---------- TASK INPUT ----------

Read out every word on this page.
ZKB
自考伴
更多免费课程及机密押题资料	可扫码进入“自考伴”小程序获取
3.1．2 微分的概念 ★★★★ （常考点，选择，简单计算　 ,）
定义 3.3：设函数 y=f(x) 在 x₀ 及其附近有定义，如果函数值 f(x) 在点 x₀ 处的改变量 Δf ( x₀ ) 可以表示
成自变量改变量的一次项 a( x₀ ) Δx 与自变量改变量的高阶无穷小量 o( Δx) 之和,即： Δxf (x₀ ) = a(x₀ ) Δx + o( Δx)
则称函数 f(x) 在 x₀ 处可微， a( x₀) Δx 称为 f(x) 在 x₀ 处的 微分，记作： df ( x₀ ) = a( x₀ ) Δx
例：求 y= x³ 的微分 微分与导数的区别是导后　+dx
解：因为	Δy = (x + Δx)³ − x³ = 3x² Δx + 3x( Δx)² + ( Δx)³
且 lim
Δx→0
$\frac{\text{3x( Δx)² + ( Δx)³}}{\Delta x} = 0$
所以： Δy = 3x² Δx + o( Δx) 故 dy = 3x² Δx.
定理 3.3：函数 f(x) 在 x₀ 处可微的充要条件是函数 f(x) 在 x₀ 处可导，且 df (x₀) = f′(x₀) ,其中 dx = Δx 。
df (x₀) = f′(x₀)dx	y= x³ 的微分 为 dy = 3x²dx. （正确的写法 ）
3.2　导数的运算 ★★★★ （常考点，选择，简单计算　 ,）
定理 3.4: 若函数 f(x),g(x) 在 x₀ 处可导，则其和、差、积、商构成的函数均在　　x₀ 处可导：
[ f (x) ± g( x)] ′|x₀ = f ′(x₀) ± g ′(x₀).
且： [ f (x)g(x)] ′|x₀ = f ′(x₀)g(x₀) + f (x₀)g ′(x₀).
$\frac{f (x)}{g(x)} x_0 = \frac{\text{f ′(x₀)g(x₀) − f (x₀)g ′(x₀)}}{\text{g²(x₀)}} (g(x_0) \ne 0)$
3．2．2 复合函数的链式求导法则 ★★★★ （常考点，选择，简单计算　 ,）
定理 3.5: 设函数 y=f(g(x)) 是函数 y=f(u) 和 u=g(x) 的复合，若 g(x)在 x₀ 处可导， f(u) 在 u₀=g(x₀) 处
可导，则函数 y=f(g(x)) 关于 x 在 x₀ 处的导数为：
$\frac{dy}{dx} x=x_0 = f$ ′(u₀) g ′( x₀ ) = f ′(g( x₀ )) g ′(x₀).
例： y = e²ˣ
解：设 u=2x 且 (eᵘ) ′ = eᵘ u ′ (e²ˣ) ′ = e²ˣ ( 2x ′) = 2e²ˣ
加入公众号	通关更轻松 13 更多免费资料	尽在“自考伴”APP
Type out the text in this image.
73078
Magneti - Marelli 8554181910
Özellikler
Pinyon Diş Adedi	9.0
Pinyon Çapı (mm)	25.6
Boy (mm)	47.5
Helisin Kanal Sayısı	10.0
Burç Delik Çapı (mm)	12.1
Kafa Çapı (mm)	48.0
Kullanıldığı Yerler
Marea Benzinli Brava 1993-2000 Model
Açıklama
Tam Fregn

----------

WHAT YOU SHOULD DO - Repeat exactly the lines starting at the line with "Type out the text in this image." and ending with the final line of the entries. Include nothing else.

RESPONSE -
Type out the text in this image.
73078
Magneti - Marelli 8554181910
Özellikler
Pinyon Diş Adedi	9.0
Pinyon Çapı (mm)	25.6
Boy (mm)	47.5
Helisin Kanal Sayısı	10.0
Burç Delik Çapı (mm)	12.1
Kafa Çapı (mm)	48.0
Kullanıldığı Yerler
Marea Benzinli Brava 1993-2000 Model
Açıklama
Tam Fregn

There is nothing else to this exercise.